Items from a dataset
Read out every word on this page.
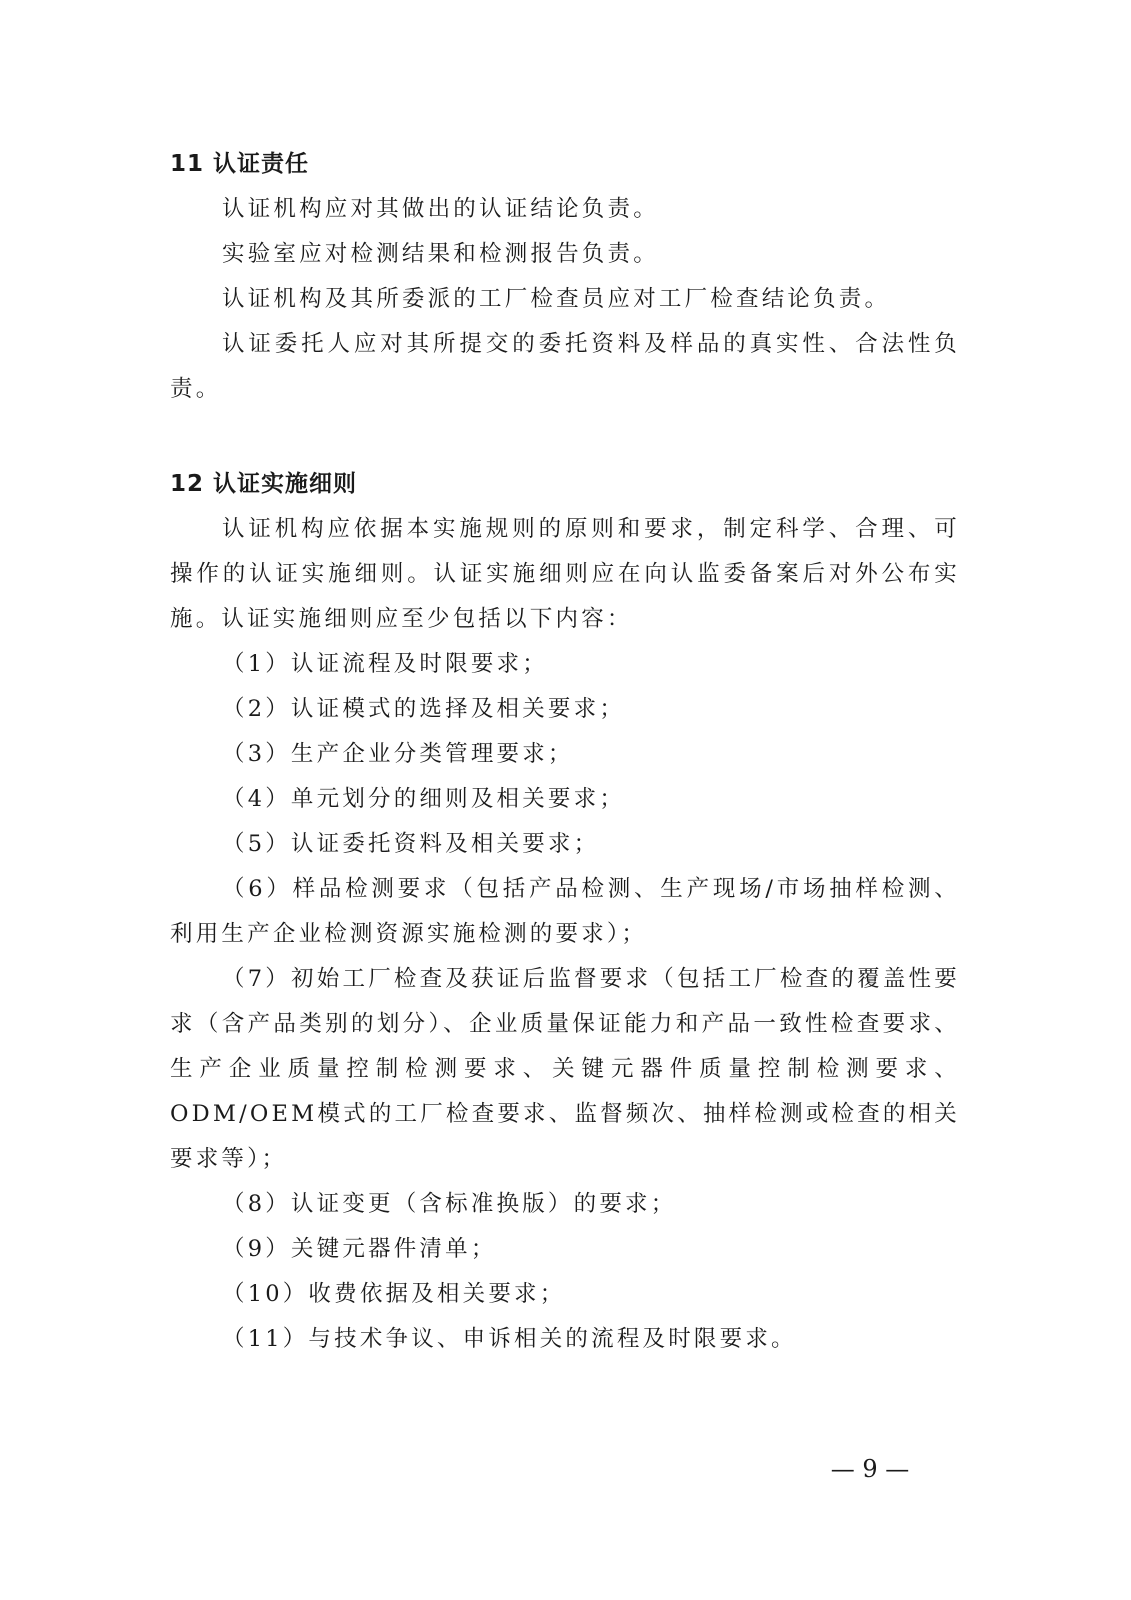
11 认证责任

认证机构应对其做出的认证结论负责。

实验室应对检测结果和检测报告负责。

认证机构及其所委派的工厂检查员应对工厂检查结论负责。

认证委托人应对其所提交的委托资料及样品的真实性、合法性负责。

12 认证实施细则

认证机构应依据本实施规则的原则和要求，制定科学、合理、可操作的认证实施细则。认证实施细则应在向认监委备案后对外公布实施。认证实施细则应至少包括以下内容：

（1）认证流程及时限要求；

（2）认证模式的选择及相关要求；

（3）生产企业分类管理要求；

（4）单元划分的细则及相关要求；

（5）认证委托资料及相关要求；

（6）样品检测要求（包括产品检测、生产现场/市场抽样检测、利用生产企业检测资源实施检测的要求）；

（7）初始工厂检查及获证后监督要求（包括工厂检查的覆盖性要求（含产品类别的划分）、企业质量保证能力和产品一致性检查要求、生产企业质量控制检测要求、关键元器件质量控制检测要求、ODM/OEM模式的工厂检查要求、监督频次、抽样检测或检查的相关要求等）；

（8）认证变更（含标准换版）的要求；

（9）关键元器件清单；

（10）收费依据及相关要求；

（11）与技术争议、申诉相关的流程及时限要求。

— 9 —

--- Given request ---
Reproduce the whole listing word for word, setting aside any pictures.

--- Solution to this problem ---
Read out every word on this page.
11 认证责任

认证机构应对其做出的认证结论负责。

实验室应对检测结果和检测报告负责。

认证机构及其所委派的工厂检查员应对工厂检查结论负责。

认证委托人应对其所提交的委托资料及样品的真实性、合法性负责。

12 认证实施细则

认证机构应依据本实施规则的原则和要求，制定科学、合理、可操作的认证实施细则。认证实施细则应在向认监委备案后对外公布实施。认证实施细则应至少包括以下内容：

（1）认证流程及时限要求；

（2）认证模式的选择及相关要求；

（3）生产企业分类管理要求；

（4）单元划分的细则及相关要求；

（5）认证委托资料及相关要求；

（6）样品检测要求（包括产品检测、生产现场/市场抽样检测、利用生产企业检测资源实施检测的要求）；

（7）初始工厂检查及获证后监督要求（包括工厂检查的覆盖性要求（含产品类别的划分）、企业质量保证能力和产品一致性检查要求、生产企业质量控制检测要求、关键元器件质量控制检测要求、ODM/OEM模式的工厂检查要求、监督频次、抽样检测或检查的相关要求等）；

（8）认证变更（含标准换版）的要求；

（9）关键元器件清单；

（10）收费依据及相关要求；

（11）与技术争议、申诉相关的流程及时限要求。

— 9 —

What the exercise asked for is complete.